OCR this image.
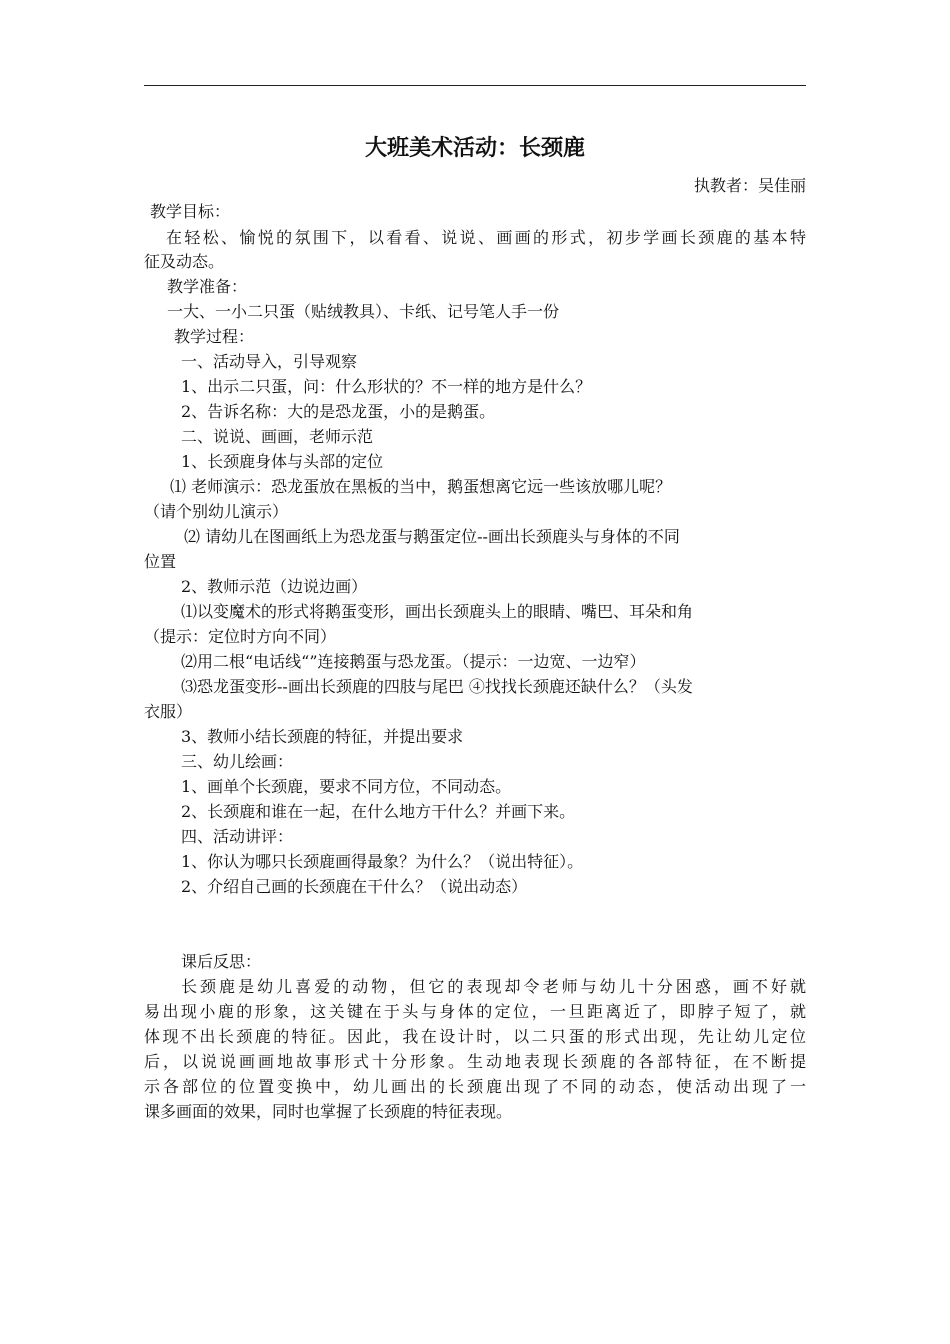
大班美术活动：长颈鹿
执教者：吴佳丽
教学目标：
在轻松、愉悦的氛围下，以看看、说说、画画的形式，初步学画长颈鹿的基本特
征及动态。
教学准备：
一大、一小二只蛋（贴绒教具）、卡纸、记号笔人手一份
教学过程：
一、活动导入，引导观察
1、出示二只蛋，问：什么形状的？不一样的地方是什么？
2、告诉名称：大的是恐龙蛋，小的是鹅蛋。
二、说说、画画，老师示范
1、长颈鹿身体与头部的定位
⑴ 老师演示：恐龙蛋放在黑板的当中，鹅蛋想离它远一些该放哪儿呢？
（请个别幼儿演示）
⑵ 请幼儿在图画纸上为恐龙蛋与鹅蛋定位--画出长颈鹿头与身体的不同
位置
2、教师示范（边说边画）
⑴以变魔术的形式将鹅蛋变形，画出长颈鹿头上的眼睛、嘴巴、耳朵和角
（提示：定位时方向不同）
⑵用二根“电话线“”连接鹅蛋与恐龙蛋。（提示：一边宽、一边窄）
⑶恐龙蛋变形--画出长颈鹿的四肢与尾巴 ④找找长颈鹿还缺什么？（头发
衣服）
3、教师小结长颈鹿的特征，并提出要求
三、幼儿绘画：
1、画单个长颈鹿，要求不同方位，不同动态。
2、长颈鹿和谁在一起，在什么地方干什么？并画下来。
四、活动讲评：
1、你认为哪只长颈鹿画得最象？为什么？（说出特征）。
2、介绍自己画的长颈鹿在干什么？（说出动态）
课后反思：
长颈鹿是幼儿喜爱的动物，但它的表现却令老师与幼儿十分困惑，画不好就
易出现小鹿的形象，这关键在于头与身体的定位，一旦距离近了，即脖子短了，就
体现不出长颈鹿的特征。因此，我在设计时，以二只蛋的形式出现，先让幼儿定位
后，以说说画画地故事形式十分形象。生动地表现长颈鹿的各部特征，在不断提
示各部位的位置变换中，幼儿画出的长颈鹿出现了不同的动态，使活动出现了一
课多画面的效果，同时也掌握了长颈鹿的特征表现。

> **WHAT IS REQUIRED**: Please write out all the data again word for word, but not the pictures.

> **FINAL RESULT**:
OCR this image.
大班美术活动：长颈鹿
执教者：吴佳丽
教学目标：
在轻松、愉悦的氛围下，以看看、说说、画画的形式，初步学画长颈鹿的基本特
征及动态。
教学准备：
一大、一小二只蛋（贴绒教具）、卡纸、记号笔人手一份
教学过程：
一、活动导入，引导观察
1、出示二只蛋，问：什么形状的？不一样的地方是什么？
2、告诉名称：大的是恐龙蛋，小的是鹅蛋。
二、说说、画画，老师示范
1、长颈鹿身体与头部的定位
⑴ 老师演示：恐龙蛋放在黑板的当中，鹅蛋想离它远一些该放哪儿呢？
（请个别幼儿演示）
⑵ 请幼儿在图画纸上为恐龙蛋与鹅蛋定位--画出长颈鹿头与身体的不同
位置
2、教师示范（边说边画）
⑴以变魔术的形式将鹅蛋变形，画出长颈鹿头上的眼睛、嘴巴、耳朵和角
（提示：定位时方向不同）
⑵用二根“电话线“”连接鹅蛋与恐龙蛋。（提示：一边宽、一边窄）
⑶恐龙蛋变形--画出长颈鹿的四肢与尾巴 ④找找长颈鹿还缺什么？（头发
衣服）
3、教师小结长颈鹿的特征，并提出要求
三、幼儿绘画：
1、画单个长颈鹿，要求不同方位，不同动态。
2、长颈鹿和谁在一起，在什么地方干什么？并画下来。
四、活动讲评：
1、你认为哪只长颈鹿画得最象？为什么？（说出特征）。
2、介绍自己画的长颈鹿在干什么？（说出动态）
课后反思：
长颈鹿是幼儿喜爱的动物，但它的表现却令老师与幼儿十分困惑，画不好就
易出现小鹿的形象，这关键在于头与身体的定位，一旦距离近了，即脖子短了，就
体现不出长颈鹿的特征。因此，我在设计时，以二只蛋的形式出现，先让幼儿定位
后，以说说画画地故事形式十分形象。生动地表现长颈鹿的各部特征，在不断提
示各部位的位置变换中，幼儿画出的长颈鹿出现了不同的动态，使活动出现了一
课多画面的效果，同时也掌握了长颈鹿的特征表现。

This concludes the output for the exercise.